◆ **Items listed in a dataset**
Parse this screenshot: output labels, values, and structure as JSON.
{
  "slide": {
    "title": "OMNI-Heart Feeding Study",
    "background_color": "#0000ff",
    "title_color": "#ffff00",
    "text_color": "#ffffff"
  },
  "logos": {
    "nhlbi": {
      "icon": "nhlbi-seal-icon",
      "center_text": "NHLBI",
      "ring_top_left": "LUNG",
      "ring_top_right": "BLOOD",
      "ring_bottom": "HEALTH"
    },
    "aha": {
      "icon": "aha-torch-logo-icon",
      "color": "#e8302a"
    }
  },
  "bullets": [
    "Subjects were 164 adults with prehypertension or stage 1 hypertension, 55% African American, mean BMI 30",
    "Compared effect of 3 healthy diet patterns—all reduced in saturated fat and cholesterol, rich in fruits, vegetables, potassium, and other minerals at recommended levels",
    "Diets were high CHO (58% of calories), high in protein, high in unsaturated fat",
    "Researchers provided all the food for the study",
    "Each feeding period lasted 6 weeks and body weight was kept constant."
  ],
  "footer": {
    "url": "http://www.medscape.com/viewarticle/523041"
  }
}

◆ **About this exercise**
Return all the lines shown above, word for word.

◆ **Response to the exercise**
Parse this screenshot: output labels, values, and structure as JSON.
{
  "slide": {
    "title": "OMNI-Heart Feeding Study",
    "background_color": "#0000ff",
    "title_color": "#ffff00",
    "text_color": "#ffffff"
  },
  "logos": {
    "nhlbi": {
      "icon": "nhlbi-seal-icon",
      "center_text": "NHLBI",
      "ring_top_left": "LUNG",
      "ring_top_right": "BLOOD",
      "ring_bottom": "HEALTH"
    },
    "aha": {
      "icon": "aha-torch-logo-icon",
      "color": "#e8302a"
    }
  },
  "bullets": [
    "Subjects were 164 adults with prehypertension or stage 1 hypertension, 55% African American, mean BMI 30",
    "Compared effect of 3 healthy diet patterns—all reduced in saturated fat and cholesterol, rich in fruits, vegetables, potassium, and other minerals at recommended levels",
    "Diets were high CHO (58% of calories), high in protein, high in unsaturated fat",
    "Researchers provided all the food for the study",
    "Each feeding period lasted 6 weeks and body weight was kept constant."
  ],
  "footer": {
    "url": "http://www.medscape.com/viewarticle/523041"
  }
}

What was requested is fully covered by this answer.